▶ [Do this]: Find each line with the string "United" and report it.

··· Stored records

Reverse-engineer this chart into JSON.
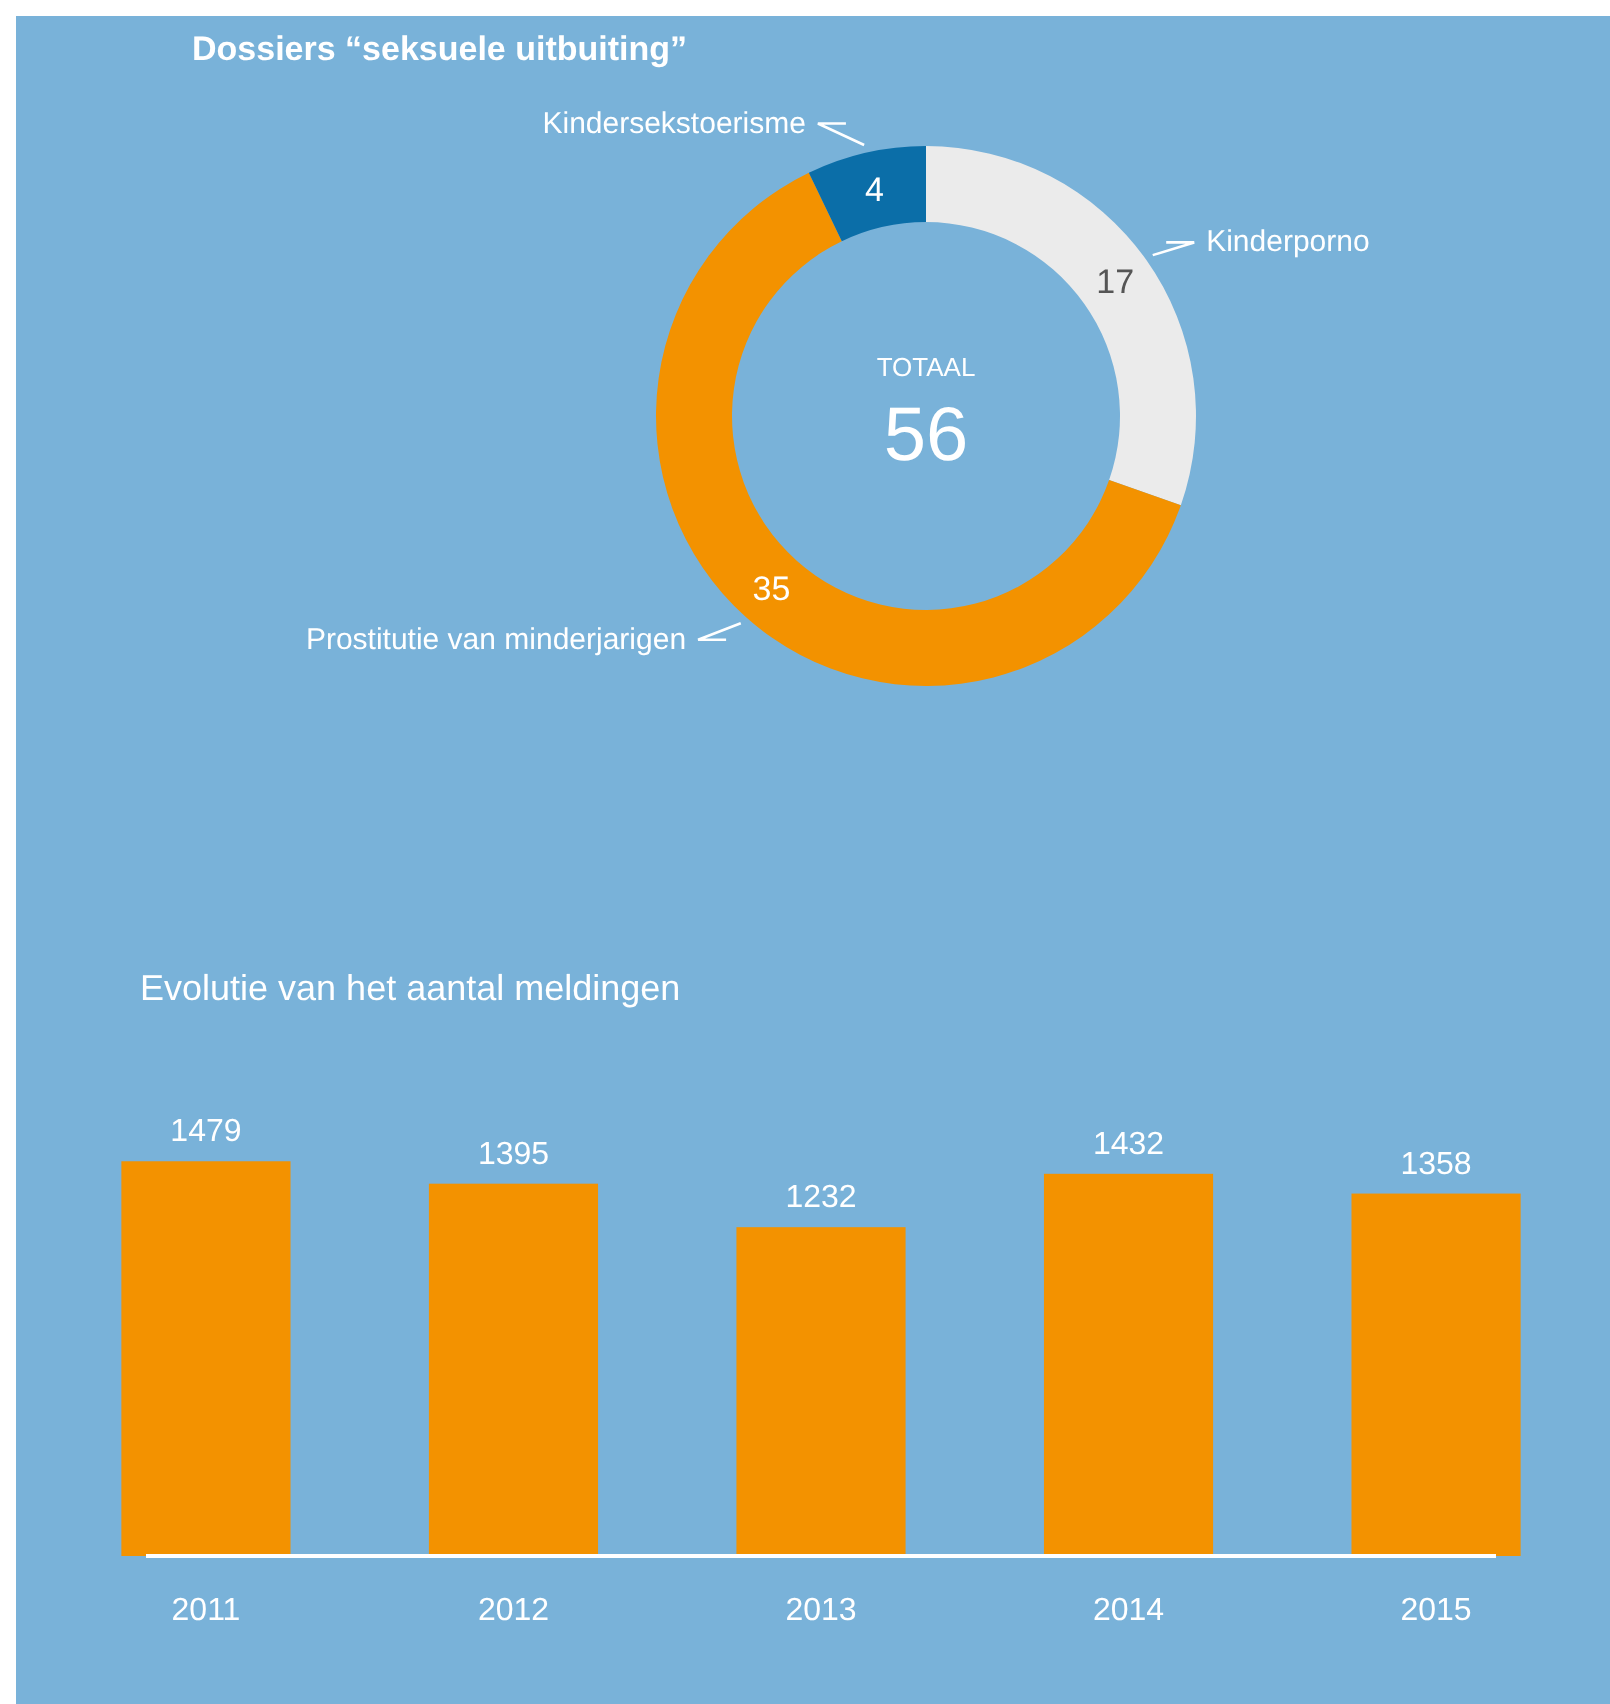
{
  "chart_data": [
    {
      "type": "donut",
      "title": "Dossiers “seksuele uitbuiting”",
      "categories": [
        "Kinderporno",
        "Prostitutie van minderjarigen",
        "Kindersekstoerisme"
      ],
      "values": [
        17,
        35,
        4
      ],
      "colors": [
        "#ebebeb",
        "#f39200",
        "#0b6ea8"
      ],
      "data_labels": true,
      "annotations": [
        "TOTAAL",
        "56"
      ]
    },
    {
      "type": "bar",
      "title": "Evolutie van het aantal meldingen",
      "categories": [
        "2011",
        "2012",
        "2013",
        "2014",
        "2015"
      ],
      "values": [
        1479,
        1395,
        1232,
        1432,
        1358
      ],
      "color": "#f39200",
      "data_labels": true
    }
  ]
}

······
··· Stored records

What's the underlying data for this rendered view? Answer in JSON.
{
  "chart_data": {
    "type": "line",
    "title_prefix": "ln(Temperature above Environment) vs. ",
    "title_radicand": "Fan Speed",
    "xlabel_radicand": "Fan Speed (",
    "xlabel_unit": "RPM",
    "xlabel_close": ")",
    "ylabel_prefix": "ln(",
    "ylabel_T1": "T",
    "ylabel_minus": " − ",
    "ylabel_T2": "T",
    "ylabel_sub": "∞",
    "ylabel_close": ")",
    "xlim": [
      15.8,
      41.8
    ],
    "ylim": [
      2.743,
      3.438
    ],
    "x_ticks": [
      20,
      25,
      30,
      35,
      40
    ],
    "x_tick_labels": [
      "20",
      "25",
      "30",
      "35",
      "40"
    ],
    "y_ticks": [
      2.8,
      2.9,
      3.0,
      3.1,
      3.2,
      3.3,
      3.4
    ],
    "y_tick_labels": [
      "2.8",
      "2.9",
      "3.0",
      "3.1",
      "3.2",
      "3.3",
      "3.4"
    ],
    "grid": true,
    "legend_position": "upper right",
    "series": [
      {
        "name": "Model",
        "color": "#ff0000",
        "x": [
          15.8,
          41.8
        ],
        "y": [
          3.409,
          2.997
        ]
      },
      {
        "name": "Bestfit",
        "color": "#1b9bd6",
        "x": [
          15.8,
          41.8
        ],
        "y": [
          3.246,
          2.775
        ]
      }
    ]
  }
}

······
··· Stored records

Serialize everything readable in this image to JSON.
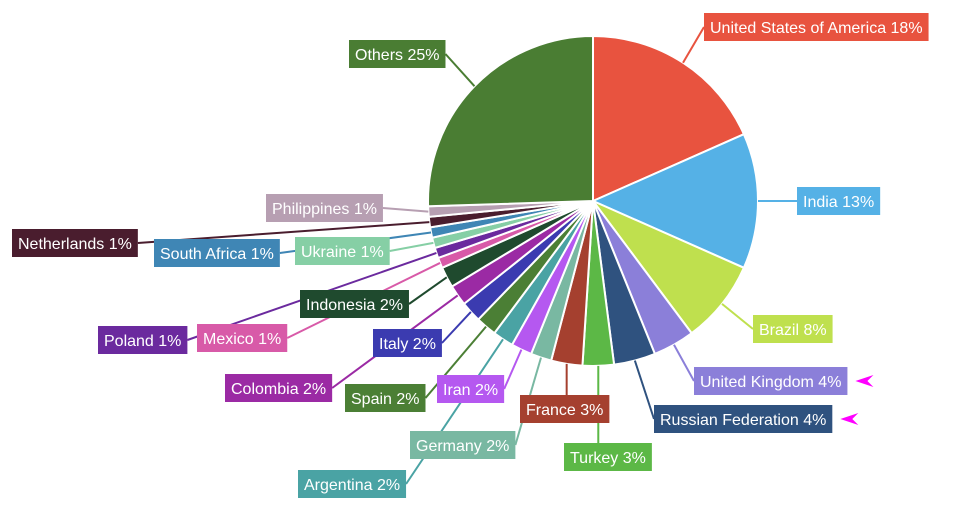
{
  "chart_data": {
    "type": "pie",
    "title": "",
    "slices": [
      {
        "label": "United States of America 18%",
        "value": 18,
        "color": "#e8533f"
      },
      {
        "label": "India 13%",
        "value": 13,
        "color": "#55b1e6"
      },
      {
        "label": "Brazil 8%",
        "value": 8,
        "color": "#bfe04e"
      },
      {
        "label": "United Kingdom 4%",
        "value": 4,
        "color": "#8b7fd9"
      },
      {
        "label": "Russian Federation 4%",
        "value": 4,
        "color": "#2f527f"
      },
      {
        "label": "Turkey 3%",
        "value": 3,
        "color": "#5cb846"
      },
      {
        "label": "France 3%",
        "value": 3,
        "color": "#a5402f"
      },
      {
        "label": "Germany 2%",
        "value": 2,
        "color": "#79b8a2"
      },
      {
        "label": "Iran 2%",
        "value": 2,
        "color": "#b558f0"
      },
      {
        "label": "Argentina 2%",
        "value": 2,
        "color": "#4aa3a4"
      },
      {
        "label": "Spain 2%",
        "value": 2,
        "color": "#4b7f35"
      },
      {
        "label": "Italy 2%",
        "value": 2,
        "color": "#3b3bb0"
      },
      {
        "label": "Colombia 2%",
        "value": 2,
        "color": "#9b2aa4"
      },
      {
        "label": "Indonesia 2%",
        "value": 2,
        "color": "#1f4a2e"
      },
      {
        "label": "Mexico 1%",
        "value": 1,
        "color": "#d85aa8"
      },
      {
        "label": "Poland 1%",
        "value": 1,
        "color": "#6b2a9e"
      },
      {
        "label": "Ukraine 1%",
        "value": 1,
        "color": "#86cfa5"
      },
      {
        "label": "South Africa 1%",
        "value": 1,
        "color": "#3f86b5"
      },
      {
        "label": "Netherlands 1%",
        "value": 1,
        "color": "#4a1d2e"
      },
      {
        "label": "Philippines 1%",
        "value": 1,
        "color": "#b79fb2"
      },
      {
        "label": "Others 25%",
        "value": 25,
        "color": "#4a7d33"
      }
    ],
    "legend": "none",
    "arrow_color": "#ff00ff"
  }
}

······

▶ [Written response]:
        "label": "United States of America 18%",
        "label": "United Kingdom 4%",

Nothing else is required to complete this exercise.